::: Data listing
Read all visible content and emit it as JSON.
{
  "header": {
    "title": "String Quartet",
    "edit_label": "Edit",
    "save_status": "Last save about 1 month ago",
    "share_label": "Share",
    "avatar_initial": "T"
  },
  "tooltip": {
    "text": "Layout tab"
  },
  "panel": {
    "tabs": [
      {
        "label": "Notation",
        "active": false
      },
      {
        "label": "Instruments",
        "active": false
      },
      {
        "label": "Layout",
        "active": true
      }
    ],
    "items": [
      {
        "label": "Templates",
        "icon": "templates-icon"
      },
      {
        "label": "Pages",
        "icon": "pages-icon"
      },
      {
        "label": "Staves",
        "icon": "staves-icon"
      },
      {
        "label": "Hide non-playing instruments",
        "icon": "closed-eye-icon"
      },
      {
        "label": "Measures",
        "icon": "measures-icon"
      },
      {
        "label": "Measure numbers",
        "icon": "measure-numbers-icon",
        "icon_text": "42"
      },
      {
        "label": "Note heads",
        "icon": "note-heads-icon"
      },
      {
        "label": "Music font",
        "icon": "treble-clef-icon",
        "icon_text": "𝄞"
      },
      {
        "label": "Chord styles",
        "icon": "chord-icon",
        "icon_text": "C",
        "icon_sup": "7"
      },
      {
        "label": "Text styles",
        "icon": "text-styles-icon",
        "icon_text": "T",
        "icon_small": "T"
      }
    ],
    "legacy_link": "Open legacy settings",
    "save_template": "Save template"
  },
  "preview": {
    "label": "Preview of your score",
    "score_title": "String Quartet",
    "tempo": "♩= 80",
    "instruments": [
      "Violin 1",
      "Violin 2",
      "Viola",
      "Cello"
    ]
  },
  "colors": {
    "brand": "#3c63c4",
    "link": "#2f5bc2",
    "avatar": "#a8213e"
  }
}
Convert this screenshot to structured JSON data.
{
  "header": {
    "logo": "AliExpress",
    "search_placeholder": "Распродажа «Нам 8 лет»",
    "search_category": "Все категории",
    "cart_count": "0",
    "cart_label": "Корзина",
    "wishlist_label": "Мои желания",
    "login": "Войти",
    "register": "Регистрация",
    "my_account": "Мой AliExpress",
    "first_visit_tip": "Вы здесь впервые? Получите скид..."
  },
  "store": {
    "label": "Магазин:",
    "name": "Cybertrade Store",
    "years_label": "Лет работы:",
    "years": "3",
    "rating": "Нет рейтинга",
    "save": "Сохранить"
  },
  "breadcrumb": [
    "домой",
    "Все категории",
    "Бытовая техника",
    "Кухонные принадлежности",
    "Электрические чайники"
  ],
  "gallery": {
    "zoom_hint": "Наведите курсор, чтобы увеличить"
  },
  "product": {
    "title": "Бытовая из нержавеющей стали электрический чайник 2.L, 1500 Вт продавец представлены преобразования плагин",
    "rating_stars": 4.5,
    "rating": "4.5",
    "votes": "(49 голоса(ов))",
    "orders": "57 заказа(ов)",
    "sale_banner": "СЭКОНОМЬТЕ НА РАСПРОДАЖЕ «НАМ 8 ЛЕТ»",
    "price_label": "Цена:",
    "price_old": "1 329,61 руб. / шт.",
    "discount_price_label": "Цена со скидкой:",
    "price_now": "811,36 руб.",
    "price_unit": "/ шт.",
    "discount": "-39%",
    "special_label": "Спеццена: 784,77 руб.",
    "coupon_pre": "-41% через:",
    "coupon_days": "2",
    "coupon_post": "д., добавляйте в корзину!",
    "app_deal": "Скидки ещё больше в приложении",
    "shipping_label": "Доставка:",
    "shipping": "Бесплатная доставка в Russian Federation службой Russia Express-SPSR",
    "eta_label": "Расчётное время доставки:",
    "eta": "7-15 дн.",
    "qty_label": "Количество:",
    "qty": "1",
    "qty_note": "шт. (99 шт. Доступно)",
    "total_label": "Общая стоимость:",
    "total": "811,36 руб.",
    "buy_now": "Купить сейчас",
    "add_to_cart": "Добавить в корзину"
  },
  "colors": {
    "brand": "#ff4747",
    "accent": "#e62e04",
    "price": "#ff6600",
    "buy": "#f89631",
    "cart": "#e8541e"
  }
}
::::::
## Exercise prompt
Look for the word "String" in every line of the listing and copy the lines that have it.

## The output
    "title": "String Quartet",
    "score_title": "String Quartet",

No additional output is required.